Transcribe every entry word for word, leaving out all images.

(Saved data entries)

*****

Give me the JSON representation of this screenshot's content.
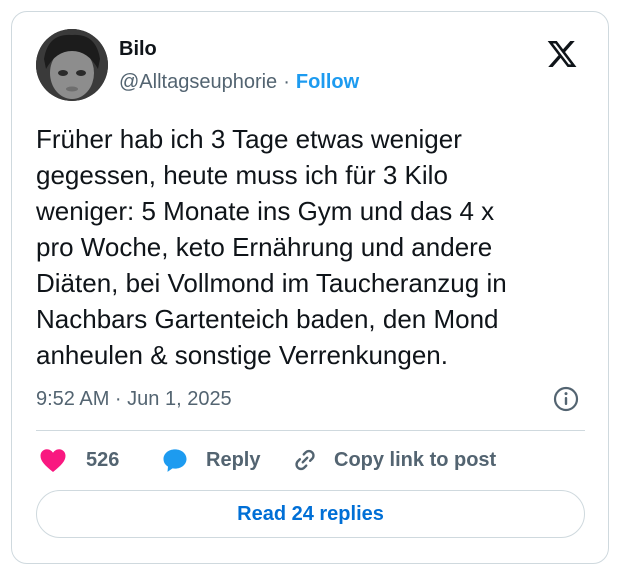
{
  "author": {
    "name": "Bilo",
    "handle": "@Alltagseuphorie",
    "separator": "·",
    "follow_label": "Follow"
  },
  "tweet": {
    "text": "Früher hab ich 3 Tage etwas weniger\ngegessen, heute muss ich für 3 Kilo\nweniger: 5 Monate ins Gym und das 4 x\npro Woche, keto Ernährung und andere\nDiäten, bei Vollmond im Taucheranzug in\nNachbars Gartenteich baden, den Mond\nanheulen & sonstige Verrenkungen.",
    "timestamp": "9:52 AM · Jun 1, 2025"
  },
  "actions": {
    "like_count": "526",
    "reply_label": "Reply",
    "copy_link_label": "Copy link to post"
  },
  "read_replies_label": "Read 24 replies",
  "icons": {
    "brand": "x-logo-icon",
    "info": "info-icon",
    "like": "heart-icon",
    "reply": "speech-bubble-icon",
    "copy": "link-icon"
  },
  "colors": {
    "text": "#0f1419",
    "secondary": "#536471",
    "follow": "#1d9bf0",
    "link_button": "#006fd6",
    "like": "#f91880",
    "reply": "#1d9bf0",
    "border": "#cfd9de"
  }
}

*****

▶ [Reply]
Give me the JSON representation of this screenshot's content.
{
  "author": {
    "name": "Bilo",
    "handle": "@Alltagseuphorie",
    "separator": "·",
    "follow_label": "Follow"
  },
  "tweet": {
    "text": "Früher hab ich 3 Tage etwas weniger\ngegessen, heute muss ich für 3 Kilo\nweniger: 5 Monate ins Gym und das 4 x\npro Woche, keto Ernährung und andere\nDiäten, bei Vollmond im Taucheranzug in\nNachbars Gartenteich baden, den Mond\nanheulen & sonstige Verrenkungen.",
    "timestamp": "9:52 AM · Jun 1, 2025"
  },
  "actions": {
    "like_count": "526",
    "reply_label": "Reply",
    "copy_link_label": "Copy link to post"
  },
  "read_replies_label": "Read 24 replies",
  "icons": {
    "brand": "x-logo-icon",
    "info": "info-icon",
    "like": "heart-icon",
    "reply": "speech-bubble-icon",
    "copy": "link-icon"
  },
  "colors": {
    "text": "#0f1419",
    "secondary": "#536471",
    "follow": "#1d9bf0",
    "link_button": "#006fd6",
    "like": "#f91880",
    "reply": "#1d9bf0",
    "border": "#cfd9de"
  }
}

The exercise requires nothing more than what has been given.